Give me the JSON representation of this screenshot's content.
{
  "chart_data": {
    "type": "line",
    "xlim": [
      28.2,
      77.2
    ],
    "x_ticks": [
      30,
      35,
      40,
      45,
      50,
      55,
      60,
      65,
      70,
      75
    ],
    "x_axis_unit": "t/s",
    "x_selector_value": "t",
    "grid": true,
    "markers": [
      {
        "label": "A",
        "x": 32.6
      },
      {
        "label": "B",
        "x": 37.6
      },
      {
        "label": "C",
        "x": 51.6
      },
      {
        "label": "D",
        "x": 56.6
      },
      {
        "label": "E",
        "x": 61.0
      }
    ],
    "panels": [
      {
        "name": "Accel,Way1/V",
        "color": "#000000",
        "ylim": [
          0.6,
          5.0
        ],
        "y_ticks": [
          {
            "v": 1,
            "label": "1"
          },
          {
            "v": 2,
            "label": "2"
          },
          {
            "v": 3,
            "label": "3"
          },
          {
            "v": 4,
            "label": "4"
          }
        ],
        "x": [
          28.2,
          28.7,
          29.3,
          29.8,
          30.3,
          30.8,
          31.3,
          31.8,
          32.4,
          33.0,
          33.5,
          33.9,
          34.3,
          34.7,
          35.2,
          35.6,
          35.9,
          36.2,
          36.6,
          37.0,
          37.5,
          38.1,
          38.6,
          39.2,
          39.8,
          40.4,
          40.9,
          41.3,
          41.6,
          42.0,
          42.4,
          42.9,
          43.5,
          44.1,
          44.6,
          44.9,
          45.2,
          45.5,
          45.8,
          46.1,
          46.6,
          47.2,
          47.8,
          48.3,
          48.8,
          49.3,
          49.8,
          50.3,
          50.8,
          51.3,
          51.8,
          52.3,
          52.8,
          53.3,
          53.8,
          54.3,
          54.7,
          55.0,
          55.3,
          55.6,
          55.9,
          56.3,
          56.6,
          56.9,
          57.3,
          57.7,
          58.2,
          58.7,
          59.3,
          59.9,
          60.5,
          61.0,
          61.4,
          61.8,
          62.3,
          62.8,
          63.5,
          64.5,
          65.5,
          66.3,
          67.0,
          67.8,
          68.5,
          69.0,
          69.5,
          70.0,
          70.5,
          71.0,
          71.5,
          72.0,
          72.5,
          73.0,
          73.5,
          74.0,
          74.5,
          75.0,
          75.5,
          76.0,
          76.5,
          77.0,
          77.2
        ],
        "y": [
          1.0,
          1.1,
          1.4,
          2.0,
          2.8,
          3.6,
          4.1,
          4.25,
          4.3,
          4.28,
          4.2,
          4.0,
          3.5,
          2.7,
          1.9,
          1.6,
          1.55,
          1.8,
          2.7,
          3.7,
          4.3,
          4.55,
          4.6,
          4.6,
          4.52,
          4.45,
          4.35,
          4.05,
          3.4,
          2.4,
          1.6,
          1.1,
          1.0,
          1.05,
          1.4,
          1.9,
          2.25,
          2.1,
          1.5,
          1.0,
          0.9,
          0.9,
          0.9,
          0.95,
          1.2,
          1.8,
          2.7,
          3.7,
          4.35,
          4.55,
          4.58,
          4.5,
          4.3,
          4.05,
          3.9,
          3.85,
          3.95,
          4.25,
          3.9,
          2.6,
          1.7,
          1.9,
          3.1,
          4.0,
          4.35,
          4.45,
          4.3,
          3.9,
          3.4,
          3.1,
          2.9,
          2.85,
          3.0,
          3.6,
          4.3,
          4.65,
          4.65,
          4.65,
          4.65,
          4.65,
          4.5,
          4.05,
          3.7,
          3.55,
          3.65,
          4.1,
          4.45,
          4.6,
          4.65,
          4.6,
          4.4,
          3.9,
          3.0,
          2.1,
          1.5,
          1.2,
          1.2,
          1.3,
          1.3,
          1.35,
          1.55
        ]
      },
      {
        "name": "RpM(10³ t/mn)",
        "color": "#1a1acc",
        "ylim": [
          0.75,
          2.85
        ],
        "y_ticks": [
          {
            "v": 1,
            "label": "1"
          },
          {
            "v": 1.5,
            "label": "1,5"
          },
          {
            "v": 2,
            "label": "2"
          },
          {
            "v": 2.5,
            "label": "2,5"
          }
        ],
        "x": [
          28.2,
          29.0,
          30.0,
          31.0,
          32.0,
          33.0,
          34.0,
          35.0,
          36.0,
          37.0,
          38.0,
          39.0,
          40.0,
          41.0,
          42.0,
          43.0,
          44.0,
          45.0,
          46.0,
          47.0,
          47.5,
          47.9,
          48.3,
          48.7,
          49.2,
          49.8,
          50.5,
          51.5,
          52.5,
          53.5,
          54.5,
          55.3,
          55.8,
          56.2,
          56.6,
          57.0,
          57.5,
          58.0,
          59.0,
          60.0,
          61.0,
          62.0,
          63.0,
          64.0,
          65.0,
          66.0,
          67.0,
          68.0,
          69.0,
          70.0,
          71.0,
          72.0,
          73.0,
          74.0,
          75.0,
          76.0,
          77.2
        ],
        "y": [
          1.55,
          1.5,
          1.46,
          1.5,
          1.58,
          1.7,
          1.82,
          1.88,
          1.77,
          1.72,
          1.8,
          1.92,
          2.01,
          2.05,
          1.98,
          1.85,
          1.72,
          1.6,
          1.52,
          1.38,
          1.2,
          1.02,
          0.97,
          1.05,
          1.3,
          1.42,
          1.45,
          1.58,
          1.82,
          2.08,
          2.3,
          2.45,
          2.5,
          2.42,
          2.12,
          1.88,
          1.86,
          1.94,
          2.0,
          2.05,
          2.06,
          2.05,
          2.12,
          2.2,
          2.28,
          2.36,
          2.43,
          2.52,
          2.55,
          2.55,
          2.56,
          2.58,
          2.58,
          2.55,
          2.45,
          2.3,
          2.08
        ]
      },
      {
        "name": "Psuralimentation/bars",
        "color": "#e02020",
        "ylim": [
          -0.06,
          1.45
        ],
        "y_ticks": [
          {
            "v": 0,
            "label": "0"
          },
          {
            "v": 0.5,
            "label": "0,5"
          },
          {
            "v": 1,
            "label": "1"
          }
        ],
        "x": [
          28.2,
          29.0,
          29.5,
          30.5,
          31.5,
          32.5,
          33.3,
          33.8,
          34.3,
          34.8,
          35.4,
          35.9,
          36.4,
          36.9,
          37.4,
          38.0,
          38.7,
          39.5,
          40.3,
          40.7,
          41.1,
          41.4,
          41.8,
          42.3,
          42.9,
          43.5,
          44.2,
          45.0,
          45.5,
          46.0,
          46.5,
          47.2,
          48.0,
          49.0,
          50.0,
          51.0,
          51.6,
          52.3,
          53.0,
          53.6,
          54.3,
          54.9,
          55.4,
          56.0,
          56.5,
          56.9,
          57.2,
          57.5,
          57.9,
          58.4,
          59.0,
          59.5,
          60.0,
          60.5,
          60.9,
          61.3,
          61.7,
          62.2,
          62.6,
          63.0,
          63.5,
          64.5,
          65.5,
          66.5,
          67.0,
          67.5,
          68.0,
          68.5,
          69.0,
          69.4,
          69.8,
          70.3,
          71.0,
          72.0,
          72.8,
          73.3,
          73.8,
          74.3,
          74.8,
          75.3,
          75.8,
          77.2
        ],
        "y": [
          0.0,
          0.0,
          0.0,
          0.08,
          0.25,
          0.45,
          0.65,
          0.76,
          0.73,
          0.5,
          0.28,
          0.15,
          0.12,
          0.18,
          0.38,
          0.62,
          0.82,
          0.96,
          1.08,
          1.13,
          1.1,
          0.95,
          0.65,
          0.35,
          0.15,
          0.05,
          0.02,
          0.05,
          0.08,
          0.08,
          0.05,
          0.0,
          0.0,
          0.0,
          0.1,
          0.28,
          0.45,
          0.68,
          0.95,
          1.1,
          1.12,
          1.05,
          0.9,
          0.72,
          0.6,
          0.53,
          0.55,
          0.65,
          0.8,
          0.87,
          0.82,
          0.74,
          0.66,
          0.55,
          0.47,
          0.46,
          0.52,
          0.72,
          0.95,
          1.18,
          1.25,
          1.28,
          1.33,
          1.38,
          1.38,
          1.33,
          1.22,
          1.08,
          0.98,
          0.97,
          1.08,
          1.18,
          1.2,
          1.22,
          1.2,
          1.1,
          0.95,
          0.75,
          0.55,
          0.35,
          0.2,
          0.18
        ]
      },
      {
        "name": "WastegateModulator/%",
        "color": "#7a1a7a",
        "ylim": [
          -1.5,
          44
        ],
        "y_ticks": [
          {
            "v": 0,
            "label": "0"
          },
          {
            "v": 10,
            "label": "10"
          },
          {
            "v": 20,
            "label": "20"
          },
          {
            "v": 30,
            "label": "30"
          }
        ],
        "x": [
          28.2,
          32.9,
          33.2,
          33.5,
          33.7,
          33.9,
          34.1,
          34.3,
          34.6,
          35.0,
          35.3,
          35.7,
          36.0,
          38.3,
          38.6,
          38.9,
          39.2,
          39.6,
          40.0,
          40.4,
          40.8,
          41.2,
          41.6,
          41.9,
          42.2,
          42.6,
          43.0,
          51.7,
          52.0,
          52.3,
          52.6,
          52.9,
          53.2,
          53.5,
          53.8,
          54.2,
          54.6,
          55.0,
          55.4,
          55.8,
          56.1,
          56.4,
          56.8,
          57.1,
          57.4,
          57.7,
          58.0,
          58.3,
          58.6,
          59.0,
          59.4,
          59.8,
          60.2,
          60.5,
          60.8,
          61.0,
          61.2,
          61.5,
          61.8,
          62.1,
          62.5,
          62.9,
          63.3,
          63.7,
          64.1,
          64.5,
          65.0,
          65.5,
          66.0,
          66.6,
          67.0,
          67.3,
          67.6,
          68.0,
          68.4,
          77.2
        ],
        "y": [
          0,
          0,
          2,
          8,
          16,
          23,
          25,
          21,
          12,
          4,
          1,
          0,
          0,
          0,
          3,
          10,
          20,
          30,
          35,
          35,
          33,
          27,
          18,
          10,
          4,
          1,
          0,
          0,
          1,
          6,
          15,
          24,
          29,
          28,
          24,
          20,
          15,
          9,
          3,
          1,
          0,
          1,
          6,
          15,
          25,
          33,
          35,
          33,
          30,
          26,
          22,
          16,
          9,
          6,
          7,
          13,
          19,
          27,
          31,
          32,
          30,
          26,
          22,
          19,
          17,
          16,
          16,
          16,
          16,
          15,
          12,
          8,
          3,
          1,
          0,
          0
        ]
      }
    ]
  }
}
◆ ◆ ◆ ◆
◆ **Task details**: Look for the word "color" in every line of the listing and copy the lines that have it.

◆ **Finished exercise**:
        "color": "#000000",
        "color": "#1a1acc",
        "color": "#e02020",
        "color": "#7a1a7a",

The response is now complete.